▶ [Data in this exercise]:
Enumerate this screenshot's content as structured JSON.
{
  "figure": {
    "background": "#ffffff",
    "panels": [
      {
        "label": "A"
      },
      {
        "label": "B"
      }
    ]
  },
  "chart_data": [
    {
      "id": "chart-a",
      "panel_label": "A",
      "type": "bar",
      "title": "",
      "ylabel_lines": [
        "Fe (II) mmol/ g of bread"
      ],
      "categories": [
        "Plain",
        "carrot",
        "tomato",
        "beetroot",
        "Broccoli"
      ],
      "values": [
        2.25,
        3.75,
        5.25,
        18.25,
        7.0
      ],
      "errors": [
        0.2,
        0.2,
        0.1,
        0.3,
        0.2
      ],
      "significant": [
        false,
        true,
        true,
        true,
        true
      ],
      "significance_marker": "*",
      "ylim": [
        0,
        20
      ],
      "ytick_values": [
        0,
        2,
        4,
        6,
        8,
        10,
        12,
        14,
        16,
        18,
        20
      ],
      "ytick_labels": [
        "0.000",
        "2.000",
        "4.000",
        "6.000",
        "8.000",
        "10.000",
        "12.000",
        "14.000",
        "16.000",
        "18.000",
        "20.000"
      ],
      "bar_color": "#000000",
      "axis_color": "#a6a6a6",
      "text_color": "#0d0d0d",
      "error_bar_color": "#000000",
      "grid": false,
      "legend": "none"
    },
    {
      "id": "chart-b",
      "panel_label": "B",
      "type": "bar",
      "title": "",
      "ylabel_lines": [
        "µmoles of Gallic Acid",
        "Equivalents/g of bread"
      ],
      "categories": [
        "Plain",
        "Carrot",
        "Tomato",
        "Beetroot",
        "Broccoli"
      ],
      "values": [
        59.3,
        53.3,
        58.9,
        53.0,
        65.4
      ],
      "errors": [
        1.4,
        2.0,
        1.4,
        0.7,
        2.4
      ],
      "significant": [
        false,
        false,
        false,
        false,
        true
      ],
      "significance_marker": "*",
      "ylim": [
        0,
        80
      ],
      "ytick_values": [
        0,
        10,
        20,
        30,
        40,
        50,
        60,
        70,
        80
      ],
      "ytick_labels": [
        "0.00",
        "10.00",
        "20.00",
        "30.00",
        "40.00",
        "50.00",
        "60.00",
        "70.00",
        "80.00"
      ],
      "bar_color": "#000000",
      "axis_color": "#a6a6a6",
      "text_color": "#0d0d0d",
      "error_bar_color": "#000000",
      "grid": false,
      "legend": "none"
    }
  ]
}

▶ [What is required]:
Write out the full listing, keeping every line exactly as it is.

▶ [Final result]:
Enumerate this screenshot's content as structured JSON.
{
  "figure": {
    "background": "#ffffff",
    "panels": [
      {
        "label": "A"
      },
      {
        "label": "B"
      }
    ]
  },
  "chart_data": [
    {
      "id": "chart-a",
      "panel_label": "A",
      "type": "bar",
      "title": "",
      "ylabel_lines": [
        "Fe (II) mmol/ g of bread"
      ],
      "categories": [
        "Plain",
        "carrot",
        "tomato",
        "beetroot",
        "Broccoli"
      ],
      "values": [
        2.25,
        3.75,
        5.25,
        18.25,
        7.0
      ],
      "errors": [
        0.2,
        0.2,
        0.1,
        0.3,
        0.2
      ],
      "significant": [
        false,
        true,
        true,
        true,
        true
      ],
      "significance_marker": "*",
      "ylim": [
        0,
        20
      ],
      "ytick_values": [
        0,
        2,
        4,
        6,
        8,
        10,
        12,
        14,
        16,
        18,
        20
      ],
      "ytick_labels": [
        "0.000",
        "2.000",
        "4.000",
        "6.000",
        "8.000",
        "10.000",
        "12.000",
        "14.000",
        "16.000",
        "18.000",
        "20.000"
      ],
      "bar_color": "#000000",
      "axis_color": "#a6a6a6",
      "text_color": "#0d0d0d",
      "error_bar_color": "#000000",
      "grid": false,
      "legend": "none"
    },
    {
      "id": "chart-b",
      "panel_label": "B",
      "type": "bar",
      "title": "",
      "ylabel_lines": [
        "µmoles of Gallic Acid",
        "Equivalents/g of bread"
      ],
      "categories": [
        "Plain",
        "Carrot",
        "Tomato",
        "Beetroot",
        "Broccoli"
      ],
      "values": [
        59.3,
        53.3,
        58.9,
        53.0,
        65.4
      ],
      "errors": [
        1.4,
        2.0,
        1.4,
        0.7,
        2.4
      ],
      "significant": [
        false,
        false,
        false,
        false,
        true
      ],
      "significance_marker": "*",
      "ylim": [
        0,
        80
      ],
      "ytick_values": [
        0,
        10,
        20,
        30,
        40,
        50,
        60,
        70,
        80
      ],
      "ytick_labels": [
        "0.00",
        "10.00",
        "20.00",
        "30.00",
        "40.00",
        "50.00",
        "60.00",
        "70.00",
        "80.00"
      ],
      "bar_color": "#000000",
      "axis_color": "#a6a6a6",
      "text_color": "#0d0d0d",
      "error_bar_color": "#000000",
      "grid": false,
      "legend": "none"
    }
  ]
}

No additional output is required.